Wherever a line holds the word "vision", copy that line out.

▶

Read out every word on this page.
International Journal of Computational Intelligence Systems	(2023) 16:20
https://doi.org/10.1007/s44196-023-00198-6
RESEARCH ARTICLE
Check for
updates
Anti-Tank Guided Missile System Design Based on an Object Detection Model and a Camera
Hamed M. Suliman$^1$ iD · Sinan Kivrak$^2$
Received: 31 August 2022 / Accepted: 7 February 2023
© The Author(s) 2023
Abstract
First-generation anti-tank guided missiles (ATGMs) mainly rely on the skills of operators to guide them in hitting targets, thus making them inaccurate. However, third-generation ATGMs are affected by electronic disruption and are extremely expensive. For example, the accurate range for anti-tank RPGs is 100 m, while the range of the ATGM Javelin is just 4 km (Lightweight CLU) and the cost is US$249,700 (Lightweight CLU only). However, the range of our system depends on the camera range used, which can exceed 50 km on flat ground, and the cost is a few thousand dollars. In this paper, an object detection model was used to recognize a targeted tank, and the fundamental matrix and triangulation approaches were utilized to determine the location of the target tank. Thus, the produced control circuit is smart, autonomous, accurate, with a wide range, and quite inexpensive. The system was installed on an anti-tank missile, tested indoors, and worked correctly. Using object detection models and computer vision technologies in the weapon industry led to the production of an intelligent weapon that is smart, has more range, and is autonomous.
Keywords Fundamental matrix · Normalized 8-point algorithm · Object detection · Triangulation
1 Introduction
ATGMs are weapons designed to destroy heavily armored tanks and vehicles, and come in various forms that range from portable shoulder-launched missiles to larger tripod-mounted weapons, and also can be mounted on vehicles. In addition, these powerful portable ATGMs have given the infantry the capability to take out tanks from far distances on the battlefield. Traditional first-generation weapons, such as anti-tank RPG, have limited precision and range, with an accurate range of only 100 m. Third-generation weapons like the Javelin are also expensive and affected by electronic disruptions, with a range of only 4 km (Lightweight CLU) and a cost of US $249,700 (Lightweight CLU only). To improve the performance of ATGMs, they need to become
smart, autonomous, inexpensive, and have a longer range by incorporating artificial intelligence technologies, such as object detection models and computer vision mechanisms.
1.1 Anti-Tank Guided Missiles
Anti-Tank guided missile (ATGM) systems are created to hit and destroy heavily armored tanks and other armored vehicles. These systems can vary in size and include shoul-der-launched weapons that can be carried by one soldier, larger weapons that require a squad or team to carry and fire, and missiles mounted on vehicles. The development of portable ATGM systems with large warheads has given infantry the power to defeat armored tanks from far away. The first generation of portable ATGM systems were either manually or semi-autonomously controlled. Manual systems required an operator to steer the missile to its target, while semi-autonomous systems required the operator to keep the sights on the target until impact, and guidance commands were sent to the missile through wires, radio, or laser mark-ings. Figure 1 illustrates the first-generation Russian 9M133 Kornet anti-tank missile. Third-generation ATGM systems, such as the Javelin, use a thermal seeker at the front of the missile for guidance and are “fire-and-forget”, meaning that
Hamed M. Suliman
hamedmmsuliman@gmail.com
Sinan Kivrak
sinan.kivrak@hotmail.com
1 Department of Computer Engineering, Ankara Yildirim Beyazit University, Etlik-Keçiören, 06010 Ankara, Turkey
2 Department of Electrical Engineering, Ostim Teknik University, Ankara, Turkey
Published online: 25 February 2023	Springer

◀

## [ANSWER TO THIS TASK]
First-generation anti-tank guided missiles (ATGMs) mainly rely on the skills of operators to guide them in hitting targets, thus making them inaccurate. However, third-generation ATGMs are affected by electronic disruption and are extremely expensive. For example, the accurate range for anti-tank RPGs is 100 m, while the range of the ATGM Javelin is just 4 km (Lightweight CLU) and the cost is US$249,700 (Lightweight CLU only). However, the range of our system depends on the camera range used, which can exceed 50 km on flat ground, and the cost is a few thousand dollars. In this paper, an object detection model was used to recognize a targeted tank, and the fundamental matrix and triangulation approaches were utilized to determine the location of the target tank. Thus, the produced control circuit is smart, autonomous, accurate, with a wide range, and quite inexpensive. The system was installed on an anti-tank missile, tested indoors, and worked correctly. Using object detection models and computer vision technologies in the weapon industry led to the production of an intelligent weapon that is smart, has more range, and is autonomous.
smart, autonomous, inexpensive, and have a longer range by incorporating artificial intelligence technologies, such as object detection models and computer vision mechanisms.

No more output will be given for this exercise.